[Items listed in a dataset]
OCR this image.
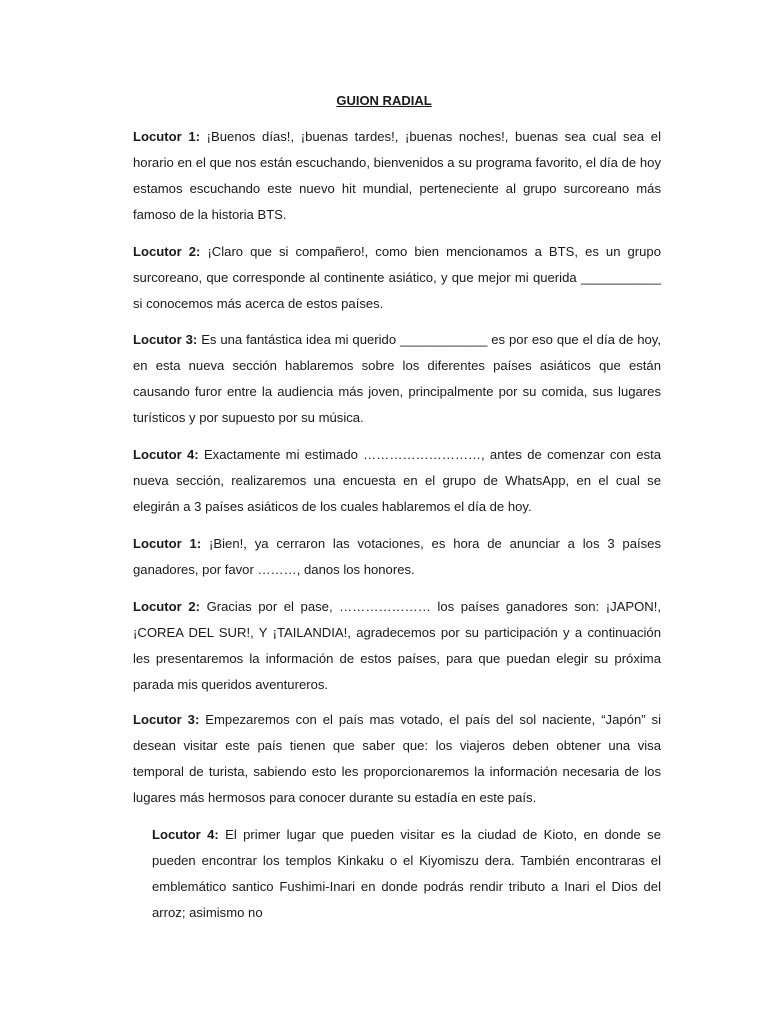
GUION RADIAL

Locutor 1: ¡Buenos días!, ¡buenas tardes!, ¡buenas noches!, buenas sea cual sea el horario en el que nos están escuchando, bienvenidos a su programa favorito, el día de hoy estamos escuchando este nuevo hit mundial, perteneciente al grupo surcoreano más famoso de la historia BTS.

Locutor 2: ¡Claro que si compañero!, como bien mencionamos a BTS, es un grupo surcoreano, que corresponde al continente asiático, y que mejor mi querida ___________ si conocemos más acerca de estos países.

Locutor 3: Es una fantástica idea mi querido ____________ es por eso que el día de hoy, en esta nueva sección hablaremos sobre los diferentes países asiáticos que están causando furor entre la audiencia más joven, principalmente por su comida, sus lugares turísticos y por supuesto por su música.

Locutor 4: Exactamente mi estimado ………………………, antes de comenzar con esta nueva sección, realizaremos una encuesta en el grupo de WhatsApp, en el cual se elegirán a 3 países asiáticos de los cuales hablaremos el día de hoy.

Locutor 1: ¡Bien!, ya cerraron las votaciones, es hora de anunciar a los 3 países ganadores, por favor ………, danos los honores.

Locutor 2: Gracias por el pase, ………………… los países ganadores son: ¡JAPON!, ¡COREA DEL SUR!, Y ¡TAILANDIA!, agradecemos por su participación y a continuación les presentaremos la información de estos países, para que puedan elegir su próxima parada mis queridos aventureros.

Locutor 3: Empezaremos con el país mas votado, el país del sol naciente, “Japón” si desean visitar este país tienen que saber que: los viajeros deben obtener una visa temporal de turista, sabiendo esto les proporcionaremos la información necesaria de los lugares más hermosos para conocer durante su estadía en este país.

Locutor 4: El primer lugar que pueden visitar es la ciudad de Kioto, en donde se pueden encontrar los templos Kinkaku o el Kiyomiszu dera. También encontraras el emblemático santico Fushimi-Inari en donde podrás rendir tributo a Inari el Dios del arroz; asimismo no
---
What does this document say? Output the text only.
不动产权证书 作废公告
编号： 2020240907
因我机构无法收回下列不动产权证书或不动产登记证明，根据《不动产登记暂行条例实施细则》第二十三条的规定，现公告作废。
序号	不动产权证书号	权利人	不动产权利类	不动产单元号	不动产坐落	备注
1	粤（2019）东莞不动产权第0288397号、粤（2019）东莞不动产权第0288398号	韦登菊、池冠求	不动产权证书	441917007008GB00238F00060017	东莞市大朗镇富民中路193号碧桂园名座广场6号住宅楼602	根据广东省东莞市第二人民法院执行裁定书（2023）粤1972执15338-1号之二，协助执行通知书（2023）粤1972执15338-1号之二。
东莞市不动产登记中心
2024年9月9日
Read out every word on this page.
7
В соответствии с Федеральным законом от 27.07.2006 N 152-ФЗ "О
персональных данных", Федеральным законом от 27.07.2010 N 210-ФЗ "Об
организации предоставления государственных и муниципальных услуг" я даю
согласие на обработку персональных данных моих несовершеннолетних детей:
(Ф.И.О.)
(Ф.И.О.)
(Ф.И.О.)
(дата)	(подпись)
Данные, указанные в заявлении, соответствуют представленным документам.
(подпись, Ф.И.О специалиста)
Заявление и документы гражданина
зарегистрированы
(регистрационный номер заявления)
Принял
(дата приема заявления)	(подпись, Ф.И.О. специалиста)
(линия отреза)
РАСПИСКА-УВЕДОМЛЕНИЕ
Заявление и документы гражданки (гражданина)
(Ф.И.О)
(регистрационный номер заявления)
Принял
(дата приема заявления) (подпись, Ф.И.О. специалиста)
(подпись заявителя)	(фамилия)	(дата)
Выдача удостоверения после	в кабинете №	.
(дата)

* [What this task involves]
Copy every line in the listing above where the string "Заявление" turns up.

* [Reply to the task]
Заявление и документы гражданина
Заявление и документы гражданки (гражданина)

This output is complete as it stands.